# Love Note Gus



## Holly (Dec 31, 2006)

This is Gus, not Mommy - she is sleeping.

Today, I got love note from my girlfriend Iota! She live at cavyrescue in England, and is the prettiest girl! She send Mommy a something, too.

Mommy and I were playing in MY room - the one with shower and sinks - and she was looking at my love note! Private Mine! I took it away from her, and hidded it in my special, private drawer just for me. When I came back out, Mommy was looking at my envelope! So I took that and hidded it, too, in my cabinet. My mail is for me!

Little Brother Buscemi got his "rat ring" today. Mommy buys all of the rats a small, tiny gold ring, not very much money, but nice. Then, for the rest of his life, the rat gets to play with the ring. (And the BOX, which is good for chewing!) When what Mommy calls "after - life" happens, each rat still keeps his ring. This is because we are a member of the family, and loved. Gregor Samsa was the first rat, and he is RIP but has his ring. Then, me, and then, Little Brother. My ring is better than Little Brother's, but he likes his.

Tomorrow, we send to Iota a ring; silver and turquoise, which turquoise is from Arizona, USA, so she should like it. I hope it mails to England OK, and the envelope doesn't break or lost.

So, wanted to tell you...big day for me and Boo!


----------



## rattikins (Jun 12, 2007)

:? What the heck is this then?


----------



## Holly (Dec 31, 2006)

*sniffs*

I don't know you yet.

I am Augustus, Gus Rat. Mommy, Holly, talks about me a lot.

I like to paint, crawl on piano keys, and get into trouble. And eat and sleep.

I have a girlfriend rat in England, and also a new baby brother rat.

Mommy has been sick so she hasn't been much here. Sometimes, I come for her and type what is new.

Lots people and rats know me, here. If you knew me and Mommy, you'd know why I'm typing for her.

Little Brother, Buscemi, is too young to type, and hardly knows any word.

I wrote to everyone about my girlfriend and love letter, and Little Brother's new ring.

----------------------------

If you want to know more about me and Mommy, you can do a search for "Gus" or "Augustus." Older brother is Gregor - VERY VERY good rat, but not alive anymore. We miss him. You can search "Gregor," too.

If not, so, then, don't.
########
BRIEF A »
Give again the part of the entries that opens with the line containing "data-label: 1661 xyxy=(642,44,671,58)" and closes with the line containing "y-tick-label: 1500 xyxy=(28,92,57,106)", replacing "logo-letter" with "logo-glyph" throughout and leaving everything else unchanged.

Records of where the elements appear »
########
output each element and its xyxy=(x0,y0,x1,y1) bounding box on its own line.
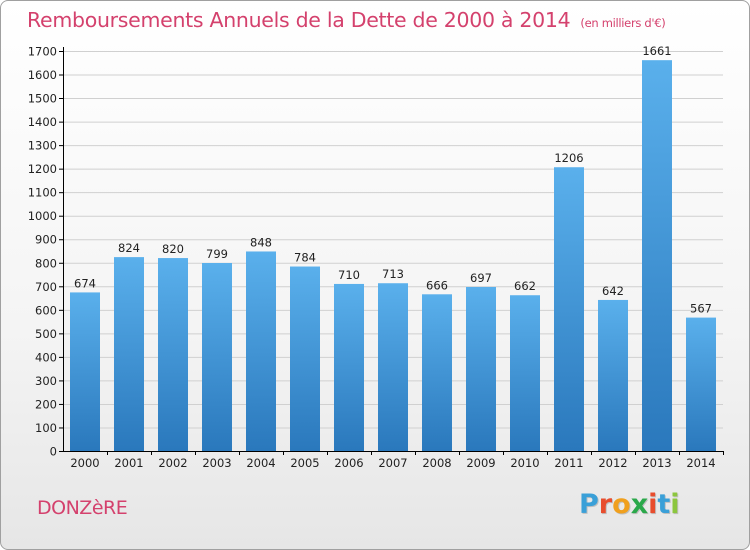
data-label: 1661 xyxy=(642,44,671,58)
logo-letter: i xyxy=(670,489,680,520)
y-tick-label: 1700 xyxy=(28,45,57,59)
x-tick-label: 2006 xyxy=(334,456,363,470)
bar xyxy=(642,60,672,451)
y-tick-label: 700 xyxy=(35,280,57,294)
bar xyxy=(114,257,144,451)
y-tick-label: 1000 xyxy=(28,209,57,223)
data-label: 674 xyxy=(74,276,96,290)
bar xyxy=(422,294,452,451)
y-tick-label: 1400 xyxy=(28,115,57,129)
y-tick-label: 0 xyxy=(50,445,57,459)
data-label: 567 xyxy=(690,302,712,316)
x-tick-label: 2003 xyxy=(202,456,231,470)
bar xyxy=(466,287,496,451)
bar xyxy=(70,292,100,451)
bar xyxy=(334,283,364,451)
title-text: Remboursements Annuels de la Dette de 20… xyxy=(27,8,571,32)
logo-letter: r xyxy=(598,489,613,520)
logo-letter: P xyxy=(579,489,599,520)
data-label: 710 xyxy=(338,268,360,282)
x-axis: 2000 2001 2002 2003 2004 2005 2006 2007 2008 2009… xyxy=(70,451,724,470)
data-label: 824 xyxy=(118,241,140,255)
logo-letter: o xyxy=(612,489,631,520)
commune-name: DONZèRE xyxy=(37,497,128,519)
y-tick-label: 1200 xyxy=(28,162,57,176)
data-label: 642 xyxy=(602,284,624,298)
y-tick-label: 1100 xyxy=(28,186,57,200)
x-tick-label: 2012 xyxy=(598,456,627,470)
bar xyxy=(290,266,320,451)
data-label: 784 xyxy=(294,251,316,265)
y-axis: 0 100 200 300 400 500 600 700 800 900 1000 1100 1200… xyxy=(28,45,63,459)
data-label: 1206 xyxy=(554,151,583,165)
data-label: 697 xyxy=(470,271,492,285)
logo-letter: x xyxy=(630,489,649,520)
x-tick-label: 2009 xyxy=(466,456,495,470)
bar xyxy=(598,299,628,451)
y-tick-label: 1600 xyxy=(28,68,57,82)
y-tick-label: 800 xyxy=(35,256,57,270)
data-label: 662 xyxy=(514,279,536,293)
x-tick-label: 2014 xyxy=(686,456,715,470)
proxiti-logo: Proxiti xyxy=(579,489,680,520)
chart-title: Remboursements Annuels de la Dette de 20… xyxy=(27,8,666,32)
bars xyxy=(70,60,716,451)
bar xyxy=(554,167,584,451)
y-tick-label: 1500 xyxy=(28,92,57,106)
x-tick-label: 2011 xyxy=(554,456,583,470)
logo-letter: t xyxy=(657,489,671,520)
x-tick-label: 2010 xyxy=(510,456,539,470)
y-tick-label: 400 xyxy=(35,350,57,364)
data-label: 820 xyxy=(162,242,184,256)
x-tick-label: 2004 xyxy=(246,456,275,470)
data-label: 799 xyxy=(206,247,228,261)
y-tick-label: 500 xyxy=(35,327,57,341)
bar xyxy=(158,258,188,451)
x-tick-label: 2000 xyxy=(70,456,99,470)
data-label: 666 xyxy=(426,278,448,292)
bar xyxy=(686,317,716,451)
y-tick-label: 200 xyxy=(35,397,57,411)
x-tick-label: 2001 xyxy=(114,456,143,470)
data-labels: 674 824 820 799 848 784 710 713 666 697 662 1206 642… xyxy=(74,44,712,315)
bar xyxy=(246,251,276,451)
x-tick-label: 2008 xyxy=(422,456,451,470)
########
BRIEF B »
Continue the forum thread about Gus the rat from the point at which it stops.

ANSWER A »
data-label: 1661 xyxy=(642,44,671,58)
logo-glyph: i xyxy=(670,489,680,520)
y-tick-label: 1700 xyxy=(28,45,57,59)
x-tick-label: 2006 xyxy=(334,456,363,470)
bar xyxy=(642,60,672,451)
y-tick-label: 700 xyxy=(35,280,57,294)
bar xyxy=(114,257,144,451)
y-tick-label: 1000 xyxy=(28,209,57,223)
data-label: 674 xyxy=(74,276,96,290)
bar xyxy=(422,294,452,451)
y-tick-label: 1400 xyxy=(28,115,57,129)
y-tick-label: 0 xyxy=(50,445,57,459)
data-label: 567 xyxy=(690,302,712,316)
x-tick-label: 2003 xyxy=(202,456,231,470)
bar xyxy=(466,287,496,451)
bar xyxy=(70,292,100,451)
bar xyxy=(334,283,364,451)
title-text: Remboursements Annuels de la Dette de 20… xyxy=(27,8,571,32)
logo-glyph: r xyxy=(598,489,613,520)
logo-glyph: P xyxy=(579,489,599,520)
data-label: 710 xyxy=(338,268,360,282)
x-axis: 2000 2001 2002 2003 2004 2005 2006 2007 2008 2009… xyxy=(70,451,724,470)
data-label: 824 xyxy=(118,241,140,255)
logo-glyph: o xyxy=(612,489,631,520)
commune-name: DONZèRE xyxy=(37,497,128,519)
y-tick-label: 1200 xyxy=(28,162,57,176)
data-label: 642 xyxy=(602,284,624,298)
y-tick-label: 1100 xyxy=(28,186,57,200)
x-tick-label: 2012 xyxy=(598,456,627,470)
bar xyxy=(290,266,320,451)
data-label: 784 xyxy=(294,251,316,265)
y-axis: 0 100 200 300 400 500 600 700 800 900 1000 1100 1200… xyxy=(28,45,63,459)
data-label: 1206 xyxy=(554,151,583,165)
data-label: 697 xyxy=(470,271,492,285)
logo-glyph: x xyxy=(630,489,649,520)
x-tick-label: 2009 xyxy=(466,456,495,470)
bar xyxy=(598,299,628,451)
y-tick-label: 1600 xyxy=(28,68,57,82)
y-tick-label: 800 xyxy=(35,256,57,270)
data-label: 662 xyxy=(514,279,536,293)
x-tick-label: 2014 xyxy=(686,456,715,470)
proxiti-logo: Proxiti xyxy=(579,489,680,520)
chart-title: Remboursements Annuels de la Dette de 20… xyxy=(27,8,666,32)
bars xyxy=(70,60,716,451)
bar xyxy=(554,167,584,451)
y-tick-label: 1500 xyxy=(28,92,57,106)

ANSWER B »
Bruxing to you, new friend.

--Gus


----------



## SamsterAndRocky (Jul 24, 2007)

awwwww, how cute....i had a hamster that knew how to type once.


----------



## Holly (Dec 31, 2006)

Type is easier than pen. --Gus


----------



## SamsterAndRocky (Jul 24, 2007)

yeah, id think it would be easier for a rat-person to type- samster


qeqqdcqc ekljvneguituyt69890kjk
lj?l
kjjjjjjj- rocky


*sniff* *sniff* *sniff* nbjghnnb - spaz

bjhjhgjnhm vcxxxxxxyfguip9yufd- jack (a hamster)


----------



## Holly (Dec 31, 2006)

BRUXES and GROOMING to typing rats and hamster! --Gus


----------



## Kupu (Jul 11, 2007)

awwww scritches to you little man - very clever for learning how to type. my girls arent old enough yet


----------



## SamsterAndRocky (Jul 24, 2007)

the boys would reply "bruxes and tons of grooming back to gus" but they are all trying to stay cool...... im trying my best, but we have no air conditioner....misty sprays help but they tickle, dunking (not totally, no head/ears/ect under water) helps, but they arent too fond of water.....

jellybean the mama rat says to tell u hi, her four 8 day old kittens say "peep peep peeep"- samster, writing for all the hot critters


----------



## Holly (Dec 31, 2006)

Kupu and Samster and Friends:

I like to type and make friends here, too.

Oh, a mommy rat with babies! Can you put pictures so we can SEE?

--Gusty


----------



## SamsterAndRocky (Jul 24, 2007)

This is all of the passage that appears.